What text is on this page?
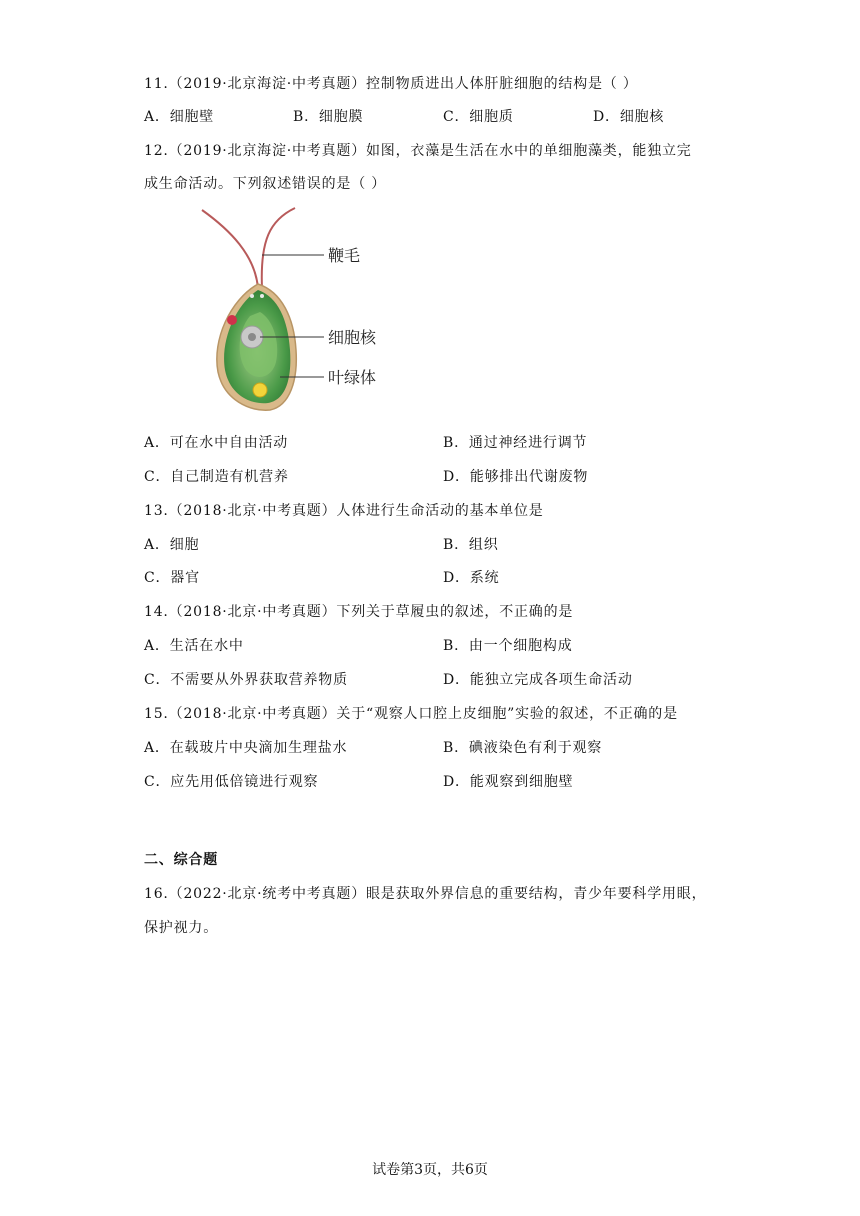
11.（2019·北京海淀·中考真题）控制物质进出人体肝脏细胞的结构是（ ）
A．细胞壁	B．细胞膜	C．细胞质	D．细胞核
12.（2019·北京海淀·中考真题）如图，衣藻是生活在水中的单细胞藻类，能独立完
成生命活动。下列叙述错误的是（ ）
鞭毛
细胞核
叶绿体
A．可在水中自由活动	B．通过神经进行调节
C．自己制造有机营养	D．能够排出代谢废物
13.（2018·北京·中考真题）人体进行生命活动的基本单位是
A．细胞	B．组织
C．器官	D．系统
14.（2018·北京·中考真题）下列关于草履虫的叙述，不正确的是
A．生活在水中	B．由一个细胞构成
C．不需要从外界获取营养物质	D．能独立完成各项生命活动
15.（2018·北京·中考真题）关于“观察人口腔上皮细胞”实验的叙述，不正确的是
A．在载玻片中央滴加生理盐水	B．碘液染色有利于观察
C．应先用低倍镜进行观察	D．能观察到细胞壁
二、综合题
16.（2022·北京·统考中考真题）眼是获取外界信息的重要结构，青少年要科学用眼，
保护视力。
试卷第3页，共6页
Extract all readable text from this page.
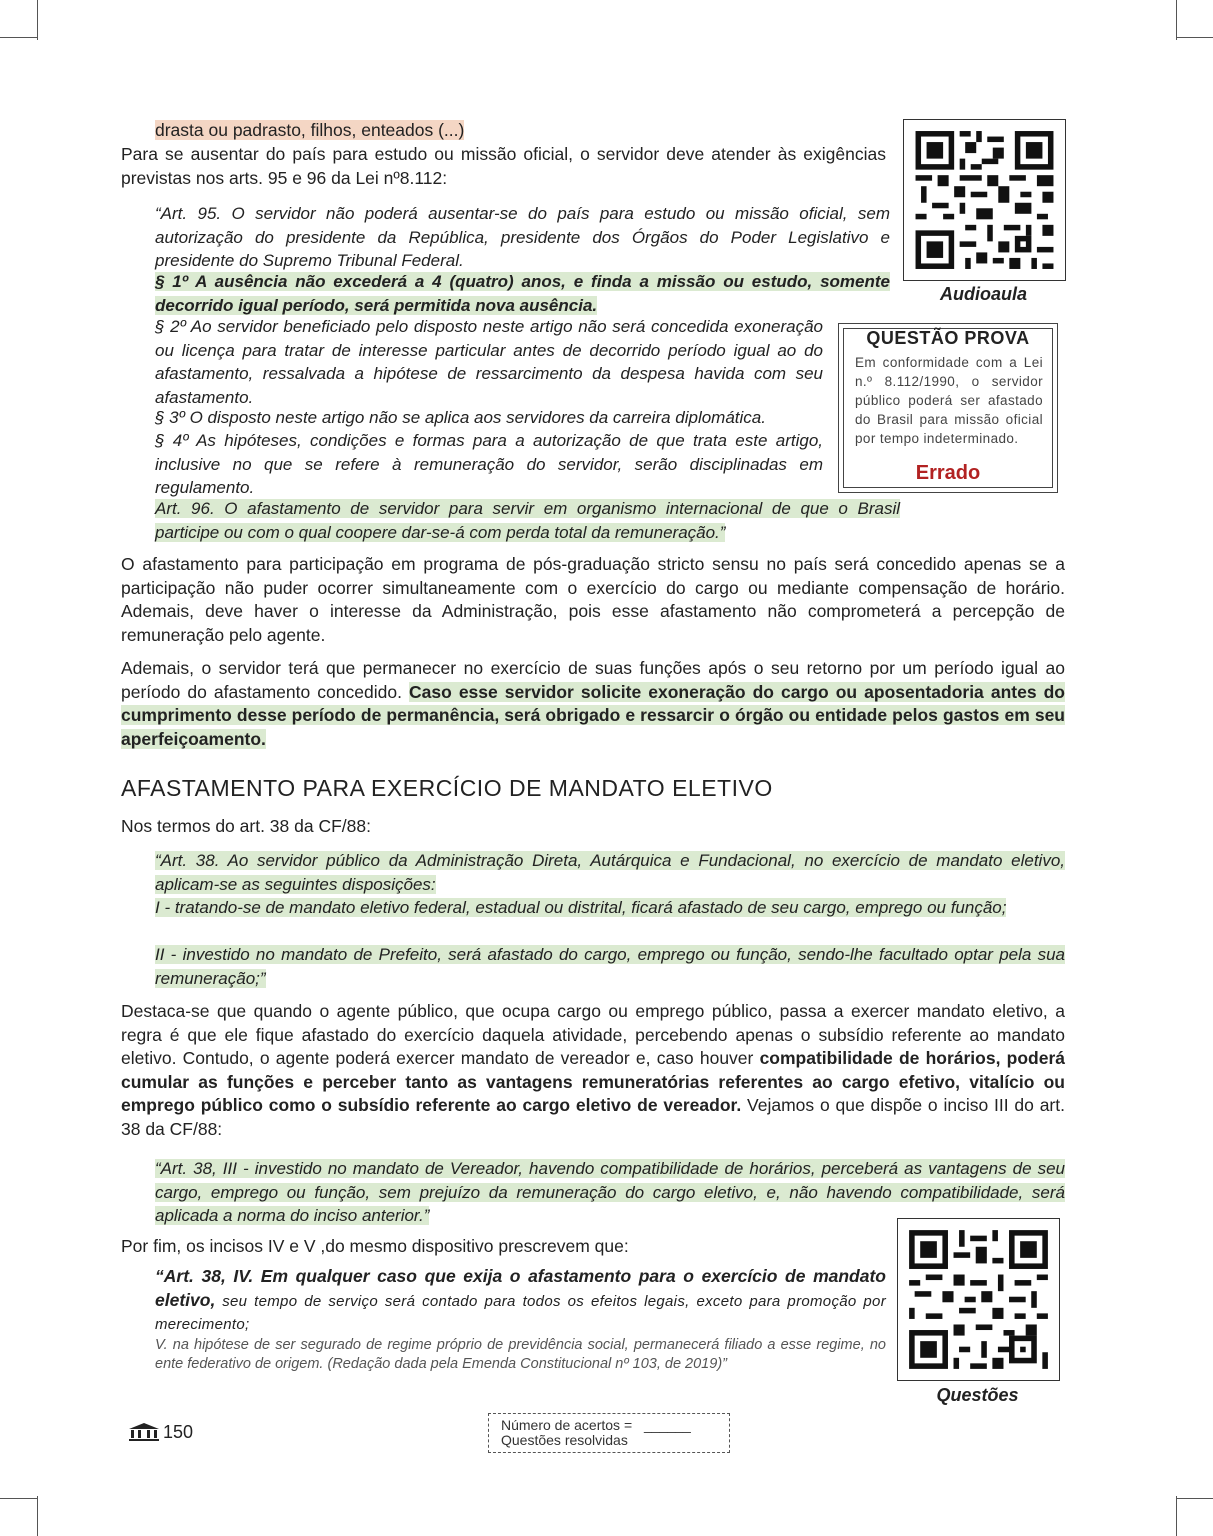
drasta ou padrasto, filhos, enteados (...)

Para se ausentar do país para estudo ou missão oficial, o servidor deve atender às exigências previstas nos arts. 95 e 96 da Lei nº8.112:

“Art. 95. O servidor não poderá ausentar-se do país para estudo ou missão oficial, sem autorização do presidente da República, presidente dos Órgãos do Poder Legislativo e presidente do Supremo Tribunal Federal.

§ 1º A ausência não excederá a 4 (quatro) anos, e finda a missão ou estudo, somente decorrido igual período, será permitida nova ausência.

§ 2º Ao servidor beneficiado pelo disposto neste artigo não será concedida exoneração ou licença para tratar de interesse particular antes de decorrido período igual ao do afastamento, ressalvada a hipótese de ressarcimento da despesa havida com seu afastamento.

§ 3º O disposto neste artigo não se aplica aos servidores da carreira diplomática.

§ 4º As hipóteses, condições e formas para a autorização de que trata este artigo, inclusive no que se refere à remuneração do servidor, serão disciplinadas em regulamento.

Art. 96. O afastamento de servidor para servir em organismo internacional de que o Brasil participe ou com o qual coopere dar-se-á com perda total da remuneração.”

Audioaula
QUESTÃO PROVA
Em conformidade com a Lei n.º 8.112/1990, o servidor público poderá ser afastado do Brasil para missão oficial por tempo indeterminado.
Errado

O afastamento para participação em programa de pós-graduação stricto sensu no país será concedido apenas se a participação não puder ocorrer simultaneamente com o exercício do cargo ou mediante compensação de horário. Ademais, deve haver o interesse da Administração, pois esse afastamento não comprometerá a percepção de remuneração pelo agente.

Ademais, o servidor terá que permanecer no exercício de suas funções após o seu retorno por um período igual ao período do afastamento concedido. Caso esse servidor solicite exoneração do cargo ou aposentadoria antes do cumprimento desse período de permanência, será obrigado e ressarcir o órgão ou entidade pelos gastos em seu aperfeiçoamento.

AFASTAMENTO PARA EXERCÍCIO DE MANDATO ELETIVO

Nos termos do art. 38 da CF/88:

“Art. 38. Ao servidor público da Administração Direta, Autárquica e Fundacional, no exercício de mandato eletivo, aplicam-se as seguintes disposições:

I - tratando-se de mandato eletivo federal, estadual ou distrital, ficará afastado de seu cargo, emprego ou função;

II - investido no mandato de Prefeito, será afastado do cargo, emprego ou função, sendo-lhe facultado optar pela sua remuneração;”

Destaca-se que quando o agente público, que ocupa cargo ou emprego público, passa a exercer mandato eletivo, a regra é que ele fique afastado do exercício daquela atividade, percebendo apenas o subsídio referente ao mandato eletivo. Contudo, o agente poderá exercer mandato de vereador e, caso houver compatibilidade de horários, poderá cumular as funções e perceber tanto as vantagens remuneratórias referentes ao cargo efetivo, vitalício ou emprego público como o subsídio referente ao cargo eletivo de vereador. Vejamos o que dispõe o inciso III do art. 38 da CF/88:

“Art. 38, III - investido no mandato de Vereador, havendo compatibilidade de horários, perceberá as vantagens de seu cargo, emprego ou função, sem prejuízo da remuneração do cargo eletivo, e, não havendo compatibilidade, será aplicada a norma do inciso anterior.”

Por fim, os incisos IV e V ,do mesmo dispositivo prescrevem que:

“Art. 38, IV. Em qualquer caso que exija o afastamento para o exercício de mandato eletivo, seu tempo de serviço será contado para todos os efeitos legais, exceto para promoção por merecimento;

V. na hipótese de ser segurado de regime próprio de previdência social, permanecerá filiado a esse regime, no ente federativo de origem. (Redação dada pela Emenda Constitucional nº 103, de 2019)”

Questões
150	Número de acertos = ______
Questões resolvidas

• AIM OF THE TASK:
Retype everything in the material word for word, minus pictures.

• THE RESULT:
What text is on this page?
11.（2019·北京海淀·中考真题）控制物质进出人体肝脏细胞的结构是（ ）
A．细胞壁	B．细胞膜	C．细胞质	D．细胞核
12.（2019·北京海淀·中考真题）如图，衣藻是生活在水中的单细胞藻类，能独立完
成生命活动。下列叙述错误的是（ ）
鞭毛
细胞核
叶绿体
A．可在水中自由活动	B．通过神经进行调节
C．自己制造有机营养	D．能够排出代谢废物
13.（2018·北京·中考真题）人体进行生命活动的基本单位是
A．细胞	B．组织
C．器官	D．系统
14.（2018·北京·中考真题）下列关于草履虫的叙述，不正确的是
A．生活在水中	B．由一个细胞构成
C．不需要从外界获取营养物质	D．能独立完成各项生命活动
15.（2018·北京·中考真题）关于“观察人口腔上皮细胞”实验的叙述，不正确的是
A．在载玻片中央滴加生理盐水	B．碘液染色有利于观察
C．应先用低倍镜进行观察	D．能观察到细胞壁
二、综合题
16.（2022·北京·统考中考真题）眼是获取外界信息的重要结构，青少年要科学用眼，
保护视力。
试卷第3页，共6页
Extract all readable text from this page.
drasta ou padrasto, filhos, enteados (...)

Para se ausentar do país para estudo ou missão oficial, o servidor deve atender às exigências previstas nos arts. 95 e 96 da Lei nº8.112:

“Art. 95. O servidor não poderá ausentar-se do país para estudo ou missão oficial, sem autorização do presidente da República, presidente dos Órgãos do Poder Legislativo e presidente do Supremo Tribunal Federal.

§ 1º A ausência não excederá a 4 (quatro) anos, e finda a missão ou estudo, somente decorrido igual período, será permitida nova ausência.

§ 2º Ao servidor beneficiado pelo disposto neste artigo não será concedida exoneração ou licença para tratar de interesse particular antes de decorrido período igual ao do afastamento, ressalvada a hipótese de ressarcimento da despesa havida com seu afastamento.

§ 3º O disposto neste artigo não se aplica aos servidores da carreira diplomática.

§ 4º As hipóteses, condições e formas para a autorização de que trata este artigo, inclusive no que se refere à remuneração do servidor, serão disciplinadas em regulamento.

Art. 96. O afastamento de servidor para servir em organismo internacional de que o Brasil participe ou com o qual coopere dar-se-á com perda total da remuneração.”

Audioaula
QUESTÃO PROVA
Em conformidade com a Lei n.º 8.112/1990, o servidor público poderá ser afastado do Brasil para missão oficial por tempo indeterminado.
Errado

O afastamento para participação em programa de pós-graduação stricto sensu no país será concedido apenas se a participação não puder ocorrer simultaneamente com o exercício do cargo ou mediante compensação de horário. Ademais, deve haver o interesse da Administração, pois esse afastamento não comprometerá a percepção de remuneração pelo agente.

Ademais, o servidor terá que permanecer no exercício de suas funções após o seu retorno por um período igual ao período do afastamento concedido. Caso esse servidor solicite exoneração do cargo ou aposentadoria antes do cumprimento desse período de permanência, será obrigado e ressarcir o órgão ou entidade pelos gastos em seu aperfeiçoamento.

AFASTAMENTO PARA EXERCÍCIO DE MANDATO ELETIVO

Nos termos do art. 38 da CF/88:

“Art. 38. Ao servidor público da Administração Direta, Autárquica e Fundacional, no exercício de mandato eletivo, aplicam-se as seguintes disposições:

I - tratando-se de mandato eletivo federal, estadual ou distrital, ficará afastado de seu cargo, emprego ou função;

II - investido no mandato de Prefeito, será afastado do cargo, emprego ou função, sendo-lhe facultado optar pela sua remuneração;”

Destaca-se que quando o agente público, que ocupa cargo ou emprego público, passa a exercer mandato eletivo, a regra é que ele fique afastado do exercício daquela atividade, percebendo apenas o subsídio referente ao mandato eletivo. Contudo, o agente poderá exercer mandato de vereador e, caso houver compatibilidade de horários, poderá cumular as funções e perceber tanto as vantagens remuneratórias referentes ao cargo efetivo, vitalício ou emprego público como o subsídio referente ao cargo eletivo de vereador. Vejamos o que dispõe o inciso III do art. 38 da CF/88:

“Art. 38, III - investido no mandato de Vereador, havendo compatibilidade de horários, perceberá as vantagens de seu cargo, emprego ou função, sem prejuízo da remuneração do cargo eletivo, e, não havendo compatibilidade, será aplicada a norma do inciso anterior.”

Por fim, os incisos IV e V ,do mesmo dispositivo prescrevem que:

“Art. 38, IV. Em qualquer caso que exija o afastamento para o exercício de mandato eletivo, seu tempo de serviço será contado para todos os efeitos legais, exceto para promoção por merecimento;

V. na hipótese de ser segurado de regime próprio de previdência social, permanecerá filiado a esse regime, no ente federativo de origem. (Redação dada pela Emenda Constitucional nº 103, de 2019)”

Questões
150	Número de acertos = ______
Questões resolvidas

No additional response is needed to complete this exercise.